++++ EXERCISE DATA ++++
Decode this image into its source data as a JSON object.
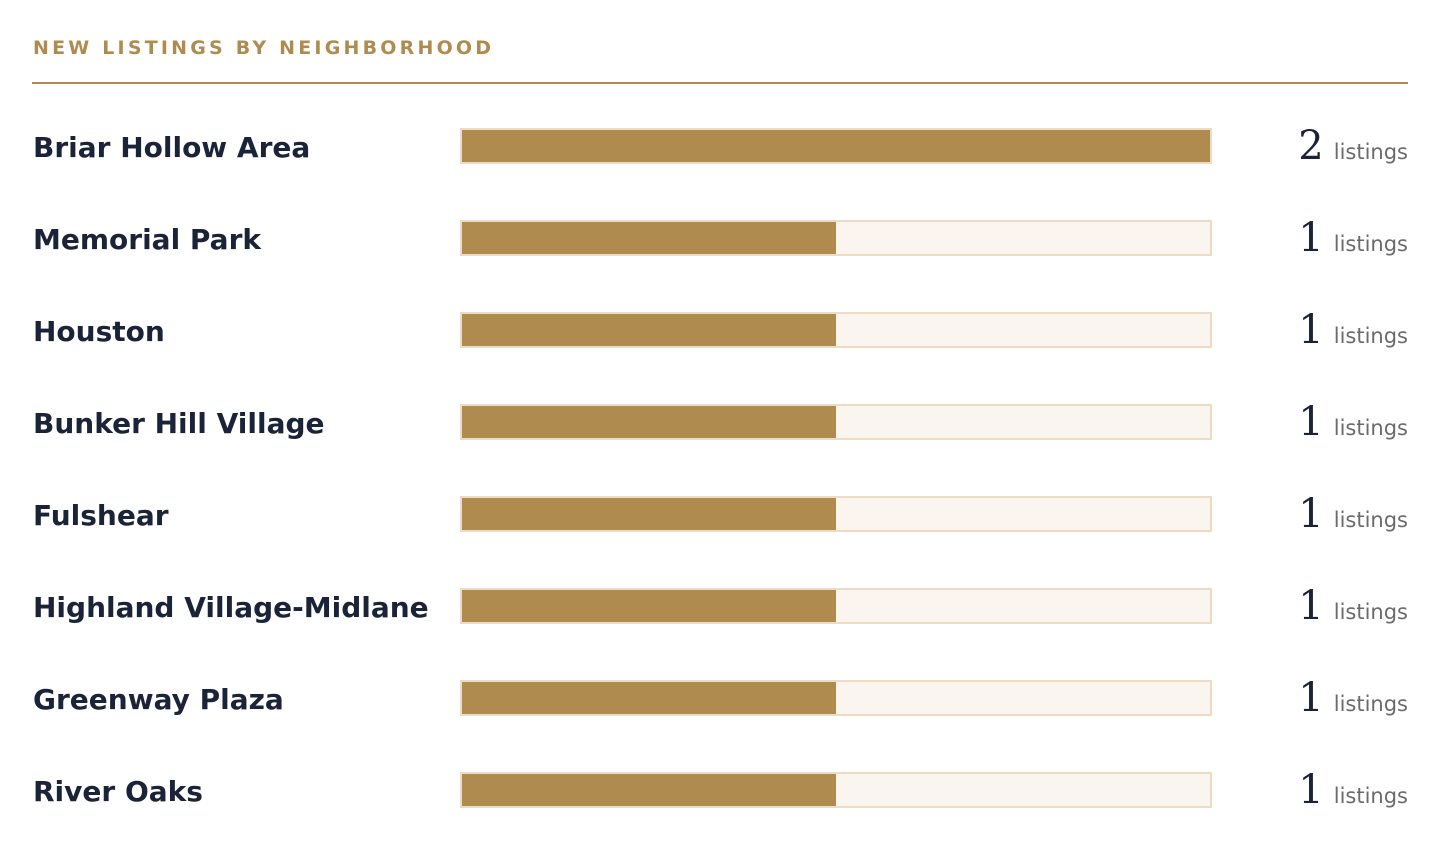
{
  "panel": {
    "title": "NEW LISTINGS BY NEIGHBORHOOD"
  },
  "colors": {
    "accent": "#b08b4f",
    "track": "#faf6ef",
    "track_border": "#ecdcc4",
    "label_text": "#1a2338",
    "unit_text": "#6b6b6b"
  },
  "chart_data": {
    "type": "bar",
    "orientation": "horizontal",
    "title": "NEW LISTINGS BY NEIGHBORHOOD",
    "categories": [
      "Briar Hollow Area",
      "Memorial Park",
      "Houston",
      "Bunker Hill Village",
      "Fulshear",
      "Highland Village-Midlane",
      "Greenway Plaza",
      "River Oaks"
    ],
    "values": [
      2,
      1,
      1,
      1,
      1,
      1,
      1,
      1
    ],
    "value_unit": "listings",
    "xlim": [
      0,
      2
    ],
    "grid": false,
    "legend": "none"
  }
}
++++
• **GIVEN REQUEST**
Using the entries above, return each line in which the word "title" occurs.

• **TASK RESULT**
    "title": "NEW LISTINGS BY NEIGHBORHOOD"
    "title": "NEW LISTINGS BY NEIGHBORHOOD",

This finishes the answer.